>>>
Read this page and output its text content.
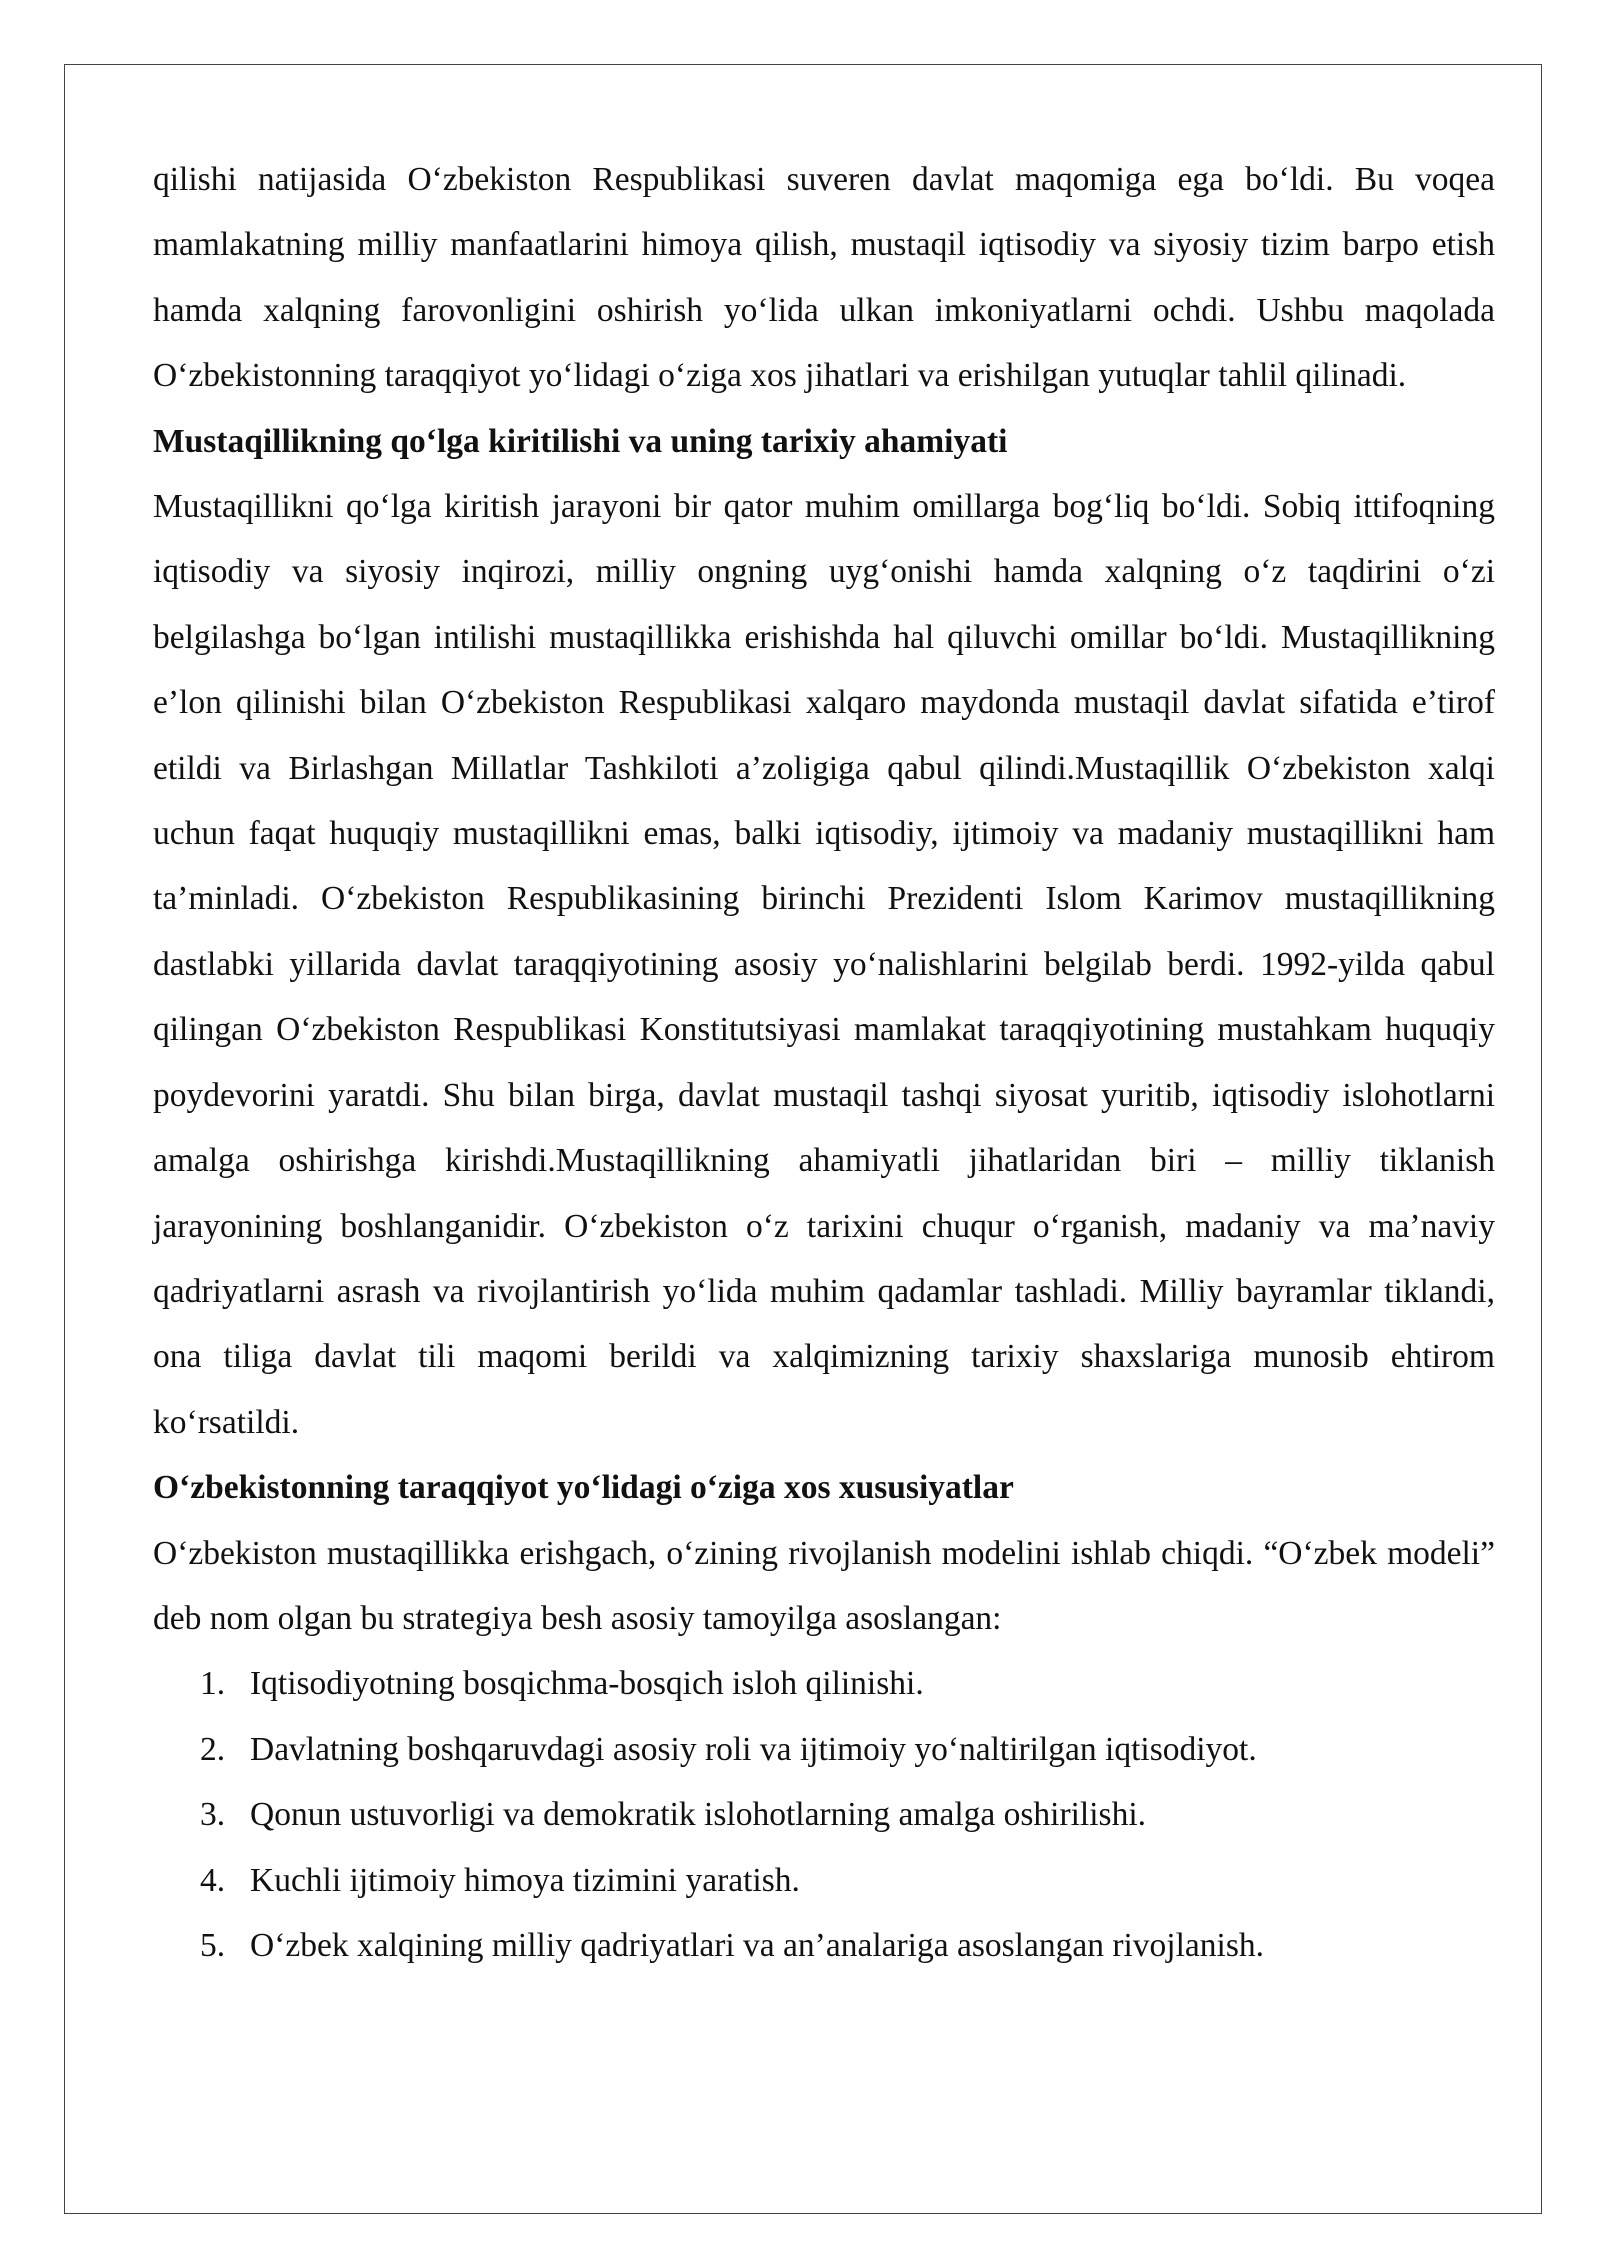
qilishi natijasida O‘zbekiston Respublikasi suveren davlat maqomiga ega bo‘ldi. Bu voqea mamlakatning milliy manfaatlarini himoya qilish, mustaqil iqtisodiy va siyosiy tizim barpo etish hamda xalqning farovonligini oshirish yo‘lida ulkan imkoniyatlarni ochdi. Ushbu maqolada O‘zbekistonning taraqqiyot yo‘lidagi o‘ziga xos jihatlari va erishilgan yutuqlar tahlil qilinadi.

Mustaqillikning qo‘lga kiritilishi va uning tarixiy ahamiyati

Mustaqillikni qo‘lga kiritish jarayoni bir qator muhim omillarga bog‘liq bo‘ldi. Sobiq ittifoqning iqtisodiy va siyosiy inqirozi, milliy ongning uyg‘onishi hamda xalqning o‘z taqdirini o‘zi belgilashga bo‘lgan intilishi mustaqillikka erishishda hal qiluvchi omillar bo‘ldi. Mustaqillikning e’lon qilinishi bilan O‘zbekiston Respublikasi xalqaro maydonda mustaqil davlat sifatida e’tirof etildi va Birlashgan Millatlar Tashkiloti a’zoligiga qabul qilindi.Mustaqillik O‘zbekiston xalqi uchun faqat huquqiy mustaqillikni emas, balki iqtisodiy, ijtimoiy va madaniy mustaqillikni ham ta’minladi. O‘zbekiston Respublikasining birinchi Prezidenti Islom Karimov mustaqillikning dastlabki yillarida davlat taraqqiyotining asosiy yo‘nalishlarini belgilab berdi. 1992-yilda qabul qilingan O‘zbekiston Respublikasi Konstitutsiyasi mamlakat taraqqiyotining mustahkam huquqiy poydevorini yaratdi. Shu bilan birga, davlat mustaqil tashqi siyosat yuritib, iqtisodiy islohotlarni amalga oshirishga kirishdi.Mustaqillikning ahamiyatli jihatlaridan biri – milliy tiklanish jarayonining boshlanganidir. O‘zbekiston o‘z tarixini chuqur o‘rganish, madaniy va ma’naviy qadriyatlarni asrash va rivojlantirish yo‘lida muhim qadamlar tashladi. Milliy bayramlar tiklandi, ona tiliga davlat tili maqomi berildi va xalqimizning tarixiy shaxslariga munosib ehtirom ko‘rsatildi.

O‘zbekistonning taraqqiyot yo‘lidagi o‘ziga xos xususiyatlar

O‘zbekiston mustaqillikka erishgach, o‘zining rivojlanish modelini ishlab chiqdi. “O‘zbek modeli” deb nom olgan bu strategiya besh asosiy tamoyilga asoslangan:

1. Iqtisodiyotning bosqichma-bosqich isloh qilinishi.
2. Davlatning boshqaruvdagi asosiy roli va ijtimoiy yo‘naltirilgan iqtisodiyot.
3. Qonun ustuvorligi va demokratik islohotlarning amalga oshirilishi.
4. Kuchli ijtimoiy himoya tizimini yaratish.
5. O‘zbek xalqining milliy qadriyatlari va an’analariga asoslangan rivojlanish.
<<<
## PROBLEM TO WORK ON
Find the string "lidagi" in the records, then copy each line where it occurs.

## FULL RESPONSE
qilishi natijasida O‘zbekiston Respublikasi suveren davlat maqomiga ega bo‘ldi. Bu voqea mamlakatning milliy manfaatlarini himoya qilish, mustaqil iqtisodiy va siyosiy tizim barpo etish hamda xalqning farovonligini oshirish yo‘lida ulkan imkoniyatlarni ochdi. Ushbu maqolada O‘zbekistonning taraqqiyot yo‘lidagi o‘ziga xos jihatlari va erishilgan yutuqlar tahlil qilinadi.
O‘zbekistonning taraqqiyot yo‘lidagi o‘ziga xos xususiyatlar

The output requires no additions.